[begin RECORDS FOR THIS EXERCISE]

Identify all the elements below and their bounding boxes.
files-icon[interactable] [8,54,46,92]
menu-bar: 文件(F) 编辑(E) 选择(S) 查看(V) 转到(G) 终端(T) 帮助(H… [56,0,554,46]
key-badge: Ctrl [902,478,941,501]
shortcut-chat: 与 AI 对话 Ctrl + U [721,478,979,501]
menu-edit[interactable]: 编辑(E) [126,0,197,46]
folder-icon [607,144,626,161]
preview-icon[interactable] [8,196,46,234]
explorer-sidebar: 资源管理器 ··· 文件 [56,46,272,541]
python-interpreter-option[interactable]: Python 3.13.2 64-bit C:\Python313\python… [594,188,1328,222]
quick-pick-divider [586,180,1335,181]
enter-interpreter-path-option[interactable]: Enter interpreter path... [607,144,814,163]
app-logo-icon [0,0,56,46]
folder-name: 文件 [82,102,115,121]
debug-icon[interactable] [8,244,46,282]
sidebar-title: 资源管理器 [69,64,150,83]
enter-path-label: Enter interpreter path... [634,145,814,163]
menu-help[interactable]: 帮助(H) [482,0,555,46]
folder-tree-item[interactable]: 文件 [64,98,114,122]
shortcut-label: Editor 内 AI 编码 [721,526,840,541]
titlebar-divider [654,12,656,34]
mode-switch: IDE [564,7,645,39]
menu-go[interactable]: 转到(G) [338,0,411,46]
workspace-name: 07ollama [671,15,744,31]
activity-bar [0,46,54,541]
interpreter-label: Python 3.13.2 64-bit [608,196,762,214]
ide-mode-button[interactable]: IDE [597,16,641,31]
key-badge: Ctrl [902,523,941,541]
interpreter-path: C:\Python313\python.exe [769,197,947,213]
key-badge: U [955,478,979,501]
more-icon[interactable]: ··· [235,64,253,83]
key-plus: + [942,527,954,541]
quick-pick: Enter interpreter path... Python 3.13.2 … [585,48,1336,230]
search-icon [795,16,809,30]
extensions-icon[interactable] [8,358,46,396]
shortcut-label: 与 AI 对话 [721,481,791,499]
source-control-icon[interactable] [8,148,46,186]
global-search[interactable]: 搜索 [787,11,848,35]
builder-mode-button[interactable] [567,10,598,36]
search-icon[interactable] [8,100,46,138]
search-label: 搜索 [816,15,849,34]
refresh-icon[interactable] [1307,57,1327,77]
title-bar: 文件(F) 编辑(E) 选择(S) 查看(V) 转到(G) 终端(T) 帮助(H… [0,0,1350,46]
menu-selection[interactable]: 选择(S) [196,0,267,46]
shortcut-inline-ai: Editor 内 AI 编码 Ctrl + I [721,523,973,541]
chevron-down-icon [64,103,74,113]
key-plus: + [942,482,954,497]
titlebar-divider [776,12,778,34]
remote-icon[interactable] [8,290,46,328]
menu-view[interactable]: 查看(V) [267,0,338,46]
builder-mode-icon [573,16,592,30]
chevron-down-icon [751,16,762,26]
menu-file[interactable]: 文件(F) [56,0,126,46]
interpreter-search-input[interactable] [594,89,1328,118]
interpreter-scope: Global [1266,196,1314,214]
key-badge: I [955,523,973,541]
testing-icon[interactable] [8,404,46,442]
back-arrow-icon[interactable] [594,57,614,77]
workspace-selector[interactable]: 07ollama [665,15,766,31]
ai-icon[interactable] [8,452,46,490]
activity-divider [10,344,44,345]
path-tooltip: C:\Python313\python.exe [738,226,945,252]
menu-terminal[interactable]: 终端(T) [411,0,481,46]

[end RECORDS FOR THIS EXERCISE]

**GIVEN EXERCISE:**
Pull out each line of the material above that contains the string "资源管理器".

**RESPONSE:**
explorer-sidebar: 资源管理器 ··· 文件 [56,46,272,541]
sidebar-title: 资源管理器 [69,64,150,83]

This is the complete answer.